Material shown.
================================
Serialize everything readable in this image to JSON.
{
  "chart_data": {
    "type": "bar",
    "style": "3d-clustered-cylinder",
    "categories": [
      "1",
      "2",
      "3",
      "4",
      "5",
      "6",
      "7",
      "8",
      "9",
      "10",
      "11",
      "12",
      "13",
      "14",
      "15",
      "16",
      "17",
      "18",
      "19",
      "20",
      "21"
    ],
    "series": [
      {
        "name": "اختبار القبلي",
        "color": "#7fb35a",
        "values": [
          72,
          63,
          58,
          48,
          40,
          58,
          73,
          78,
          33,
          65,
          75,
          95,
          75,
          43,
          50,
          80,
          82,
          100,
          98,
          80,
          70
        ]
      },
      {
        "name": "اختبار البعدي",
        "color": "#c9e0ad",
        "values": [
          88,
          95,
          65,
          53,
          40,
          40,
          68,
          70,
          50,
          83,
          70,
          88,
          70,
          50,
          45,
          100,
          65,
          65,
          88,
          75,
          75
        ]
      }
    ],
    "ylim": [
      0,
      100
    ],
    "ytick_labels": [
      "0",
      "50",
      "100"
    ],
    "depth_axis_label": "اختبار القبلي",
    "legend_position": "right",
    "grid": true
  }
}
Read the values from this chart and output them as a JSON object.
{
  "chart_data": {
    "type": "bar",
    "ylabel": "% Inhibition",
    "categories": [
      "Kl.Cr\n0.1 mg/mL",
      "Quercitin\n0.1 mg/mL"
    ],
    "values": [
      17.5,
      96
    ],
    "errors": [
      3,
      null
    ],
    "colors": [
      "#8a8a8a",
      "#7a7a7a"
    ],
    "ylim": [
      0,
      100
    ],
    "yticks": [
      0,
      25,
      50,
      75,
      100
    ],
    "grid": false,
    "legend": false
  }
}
================================
The problem. The records above should be restated word for word, please.

Finished answer.
Serialize everything readable in this image to JSON.
{
  "chart_data": {
    "type": "bar",
    "style": "3d-clustered-cylinder",
    "categories": [
      "1",
      "2",
      "3",
      "4",
      "5",
      "6",
      "7",
      "8",
      "9",
      "10",
      "11",
      "12",
      "13",
      "14",
      "15",
      "16",
      "17",
      "18",
      "19",
      "20",
      "21"
    ],
    "series": [
      {
        "name": "اختبار القبلي",
        "color": "#7fb35a",
        "values": [
          72,
          63,
          58,
          48,
          40,
          58,
          73,
          78,
          33,
          65,
          75,
          95,
          75,
          43,
          50,
          80,
          82,
          100,
          98,
          80,
          70
        ]
      },
      {
        "name": "اختبار البعدي",
        "color": "#c9e0ad",
        "values": [
          88,
          95,
          65,
          53,
          40,
          40,
          68,
          70,
          50,
          83,
          70,
          88,
          70,
          50,
          45,
          100,
          65,
          65,
          88,
          75,
          75
        ]
      }
    ],
    "ylim": [
      0,
      100
    ],
    "ytick_labels": [
      "0",
      "50",
      "100"
    ],
    "depth_axis_label": "اختبار القبلي",
    "legend_position": "right",
    "grid": true
  }
}
Read the values from this chart and output them as a JSON object.
{
  "chart_data": {
    "type": "bar",
    "ylabel": "% Inhibition",
    "categories": [
      "Kl.Cr\n0.1 mg/mL",
      "Quercitin\n0.1 mg/mL"
    ],
    "values": [
      17.5,
      96
    ],
    "errors": [
      3,
      null
    ],
    "colors": [
      "#8a8a8a",
      "#7a7a7a"
    ],
    "ylim": [
      0,
      100
    ],
    "yticks": [
      0,
      25,
      50,
      75,
      100
    ],
    "grid": false,
    "legend": false
  }
}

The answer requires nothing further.